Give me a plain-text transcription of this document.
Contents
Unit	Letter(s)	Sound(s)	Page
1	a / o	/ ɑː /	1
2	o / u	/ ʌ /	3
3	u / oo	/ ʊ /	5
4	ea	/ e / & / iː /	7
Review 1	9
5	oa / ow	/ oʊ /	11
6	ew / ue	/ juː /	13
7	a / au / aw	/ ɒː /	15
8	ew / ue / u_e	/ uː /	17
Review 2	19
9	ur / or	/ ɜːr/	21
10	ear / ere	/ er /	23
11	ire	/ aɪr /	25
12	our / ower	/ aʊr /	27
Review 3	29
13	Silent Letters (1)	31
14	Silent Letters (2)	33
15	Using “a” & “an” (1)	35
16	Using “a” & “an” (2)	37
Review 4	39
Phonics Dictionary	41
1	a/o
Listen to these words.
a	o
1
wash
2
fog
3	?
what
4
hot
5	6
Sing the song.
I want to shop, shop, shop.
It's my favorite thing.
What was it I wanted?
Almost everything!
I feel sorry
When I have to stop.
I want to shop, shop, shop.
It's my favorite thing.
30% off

> Directions: Repeat each record in full; every line must match exactly.

> Output below:
Give me a plain-text transcription of this document.
Contents
Unit	Letter(s)	Sound(s)	Page
1	a / o	/ ɑː /	1
2	o / u	/ ʌ /	3
3	u / oo	/ ʊ /	5
4	ea	/ e / & / iː /	7
Review 1	9
5	oa / ow	/ oʊ /	11
6	ew / ue	/ juː /	13
7	a / au / aw	/ ɒː /	15
8	ew / ue / u_e	/ uː /	17
Review 2	19
9	ur / or	/ ɜːr/	21
10	ear / ere	/ er /	23
11	ire	/ aɪr /	25
12	our / ower	/ aʊr /	27
Review 3	29
13	Silent Letters (1)	31
14	Silent Letters (2)	33
15	Using “a” & “an” (1)	35
16	Using “a” & “an” (2)	37
Review 4	39
Phonics Dictionary	41
1	a/o
Listen to these words.
a	o
1
wash
2
fog
3	?
what
4
hot
5	6
Sing the song.
I want to shop, shop, shop.
It's my favorite thing.
What was it I wanted?
Almost everything!
I feel sorry
When I have to stop.
I want to shop, shop, shop.
It's my favorite thing.
30% off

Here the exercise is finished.